→ **Directive**:
Retype all the records with nothing changed.

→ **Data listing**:
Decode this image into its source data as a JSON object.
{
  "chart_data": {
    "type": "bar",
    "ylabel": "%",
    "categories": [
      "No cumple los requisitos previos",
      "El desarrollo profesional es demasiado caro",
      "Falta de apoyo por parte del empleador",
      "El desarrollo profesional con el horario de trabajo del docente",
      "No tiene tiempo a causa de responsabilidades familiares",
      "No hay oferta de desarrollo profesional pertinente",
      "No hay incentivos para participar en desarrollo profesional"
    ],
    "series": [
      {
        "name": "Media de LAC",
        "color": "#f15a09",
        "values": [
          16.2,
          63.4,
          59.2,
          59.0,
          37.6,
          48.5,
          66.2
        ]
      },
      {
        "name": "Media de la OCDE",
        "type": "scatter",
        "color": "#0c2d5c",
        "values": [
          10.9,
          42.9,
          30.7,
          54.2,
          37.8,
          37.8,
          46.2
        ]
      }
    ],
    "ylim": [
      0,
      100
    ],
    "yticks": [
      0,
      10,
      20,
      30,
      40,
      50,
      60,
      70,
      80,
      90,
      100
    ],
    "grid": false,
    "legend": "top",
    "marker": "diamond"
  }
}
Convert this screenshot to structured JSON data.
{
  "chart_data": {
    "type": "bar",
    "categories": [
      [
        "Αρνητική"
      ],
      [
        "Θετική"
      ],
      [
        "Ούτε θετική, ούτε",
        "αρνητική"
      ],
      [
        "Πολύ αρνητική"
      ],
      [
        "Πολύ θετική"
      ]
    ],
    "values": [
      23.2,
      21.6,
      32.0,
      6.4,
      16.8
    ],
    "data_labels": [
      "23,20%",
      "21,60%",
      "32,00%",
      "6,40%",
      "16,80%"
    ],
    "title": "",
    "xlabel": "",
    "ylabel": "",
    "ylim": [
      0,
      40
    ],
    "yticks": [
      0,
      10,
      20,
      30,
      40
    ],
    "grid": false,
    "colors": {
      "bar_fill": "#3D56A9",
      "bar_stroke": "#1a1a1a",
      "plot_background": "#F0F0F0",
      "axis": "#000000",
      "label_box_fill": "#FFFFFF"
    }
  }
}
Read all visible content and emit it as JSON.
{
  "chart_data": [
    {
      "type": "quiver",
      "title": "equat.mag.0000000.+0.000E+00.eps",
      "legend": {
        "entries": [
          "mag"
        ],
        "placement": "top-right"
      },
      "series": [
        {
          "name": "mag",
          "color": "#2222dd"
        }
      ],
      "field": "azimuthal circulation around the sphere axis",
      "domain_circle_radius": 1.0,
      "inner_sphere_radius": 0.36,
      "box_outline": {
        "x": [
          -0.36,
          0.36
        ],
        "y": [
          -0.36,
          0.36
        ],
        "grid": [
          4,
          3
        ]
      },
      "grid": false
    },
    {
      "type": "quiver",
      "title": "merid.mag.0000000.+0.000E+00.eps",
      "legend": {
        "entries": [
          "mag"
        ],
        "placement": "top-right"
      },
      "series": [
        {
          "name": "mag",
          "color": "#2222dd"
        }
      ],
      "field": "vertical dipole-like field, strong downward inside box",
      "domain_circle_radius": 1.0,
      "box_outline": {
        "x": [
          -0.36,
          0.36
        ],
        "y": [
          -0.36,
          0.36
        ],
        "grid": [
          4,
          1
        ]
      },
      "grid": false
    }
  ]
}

→ **Full solution**:
Decode this image into its source data as a JSON object.
{
  "chart_data": {
    "type": "bar",
    "ylabel": "%",
    "categories": [
      "No cumple los requisitos previos",
      "El desarrollo profesional es demasiado caro",
      "Falta de apoyo por parte del empleador",
      "El desarrollo profesional con el horario de trabajo del docente",
      "No tiene tiempo a causa de responsabilidades familiares",
      "No hay oferta de desarrollo profesional pertinente",
      "No hay incentivos para participar en desarrollo profesional"
    ],
    "series": [
      {
        "name": "Media de LAC",
        "color": "#f15a09",
        "values": [
          16.2,
          63.4,
          59.2,
          59.0,
          37.6,
          48.5,
          66.2
        ]
      },
      {
        "name": "Media de la OCDE",
        "type": "scatter",
        "color": "#0c2d5c",
        "values": [
          10.9,
          42.9,
          30.7,
          54.2,
          37.8,
          37.8,
          46.2
        ]
      }
    ],
    "ylim": [
      0,
      100
    ],
    "yticks": [
      0,
      10,
      20,
      30,
      40,
      50,
      60,
      70,
      80,
      90,
      100
    ],
    "grid": false,
    "legend": "top",
    "marker": "diamond"
  }
}
Convert this screenshot to structured JSON data.
{
  "chart_data": {
    "type": "bar",
    "categories": [
      [
        "Αρνητική"
      ],
      [
        "Θετική"
      ],
      [
        "Ούτε θετική, ούτε",
        "αρνητική"
      ],
      [
        "Πολύ αρνητική"
      ],
      [
        "Πολύ θετική"
      ]
    ],
    "values": [
      23.2,
      21.6,
      32.0,
      6.4,
      16.8
    ],
    "data_labels": [
      "23,20%",
      "21,60%",
      "32,00%",
      "6,40%",
      "16,80%"
    ],
    "title": "",
    "xlabel": "",
    "ylabel": "",
    "ylim": [
      0,
      40
    ],
    "yticks": [
      0,
      10,
      20,
      30,
      40
    ],
    "grid": false,
    "colors": {
      "bar_fill": "#3D56A9",
      "bar_stroke": "#1a1a1a",
      "plot_background": "#F0F0F0",
      "axis": "#000000",
      "label_box_fill": "#FFFFFF"
    }
  }
}
Read all visible content and emit it as JSON.
{
  "chart_data": [
    {
      "type": "quiver",
      "title": "equat.mag.0000000.+0.000E+00.eps",
      "legend": {
        "entries": [
          "mag"
        ],
        "placement": "top-right"
      },
      "series": [
        {
          "name": "mag",
          "color": "#2222dd"
        }
      ],
      "field": "azimuthal circulation around the sphere axis",
      "domain_circle_radius": 1.0,
      "inner_sphere_radius": 0.36,
      "box_outline": {
        "x": [
          -0.36,
          0.36
        ],
        "y": [
          -0.36,
          0.36
        ],
        "grid": [
          4,
          3
        ]
      },
      "grid": false
    },
    {
      "type": "quiver",
      "title": "merid.mag.0000000.+0.000E+00.eps",
      "legend": {
        "entries": [
          "mag"
        ],
        "placement": "top-right"
      },
      "series": [
        {
          "name": "mag",
          "color": "#2222dd"
        }
      ],
      "field": "vertical dipole-like field, strong downward inside box",
      "domain_circle_radius": 1.0,
      "box_outline": {
        "x": [
          -0.36,
          0.36
        ],
        "y": [
          -0.36,
          0.36
        ],
        "grid": [
          4,
          1
        ]
      },
      "grid": false
    }
  ]
}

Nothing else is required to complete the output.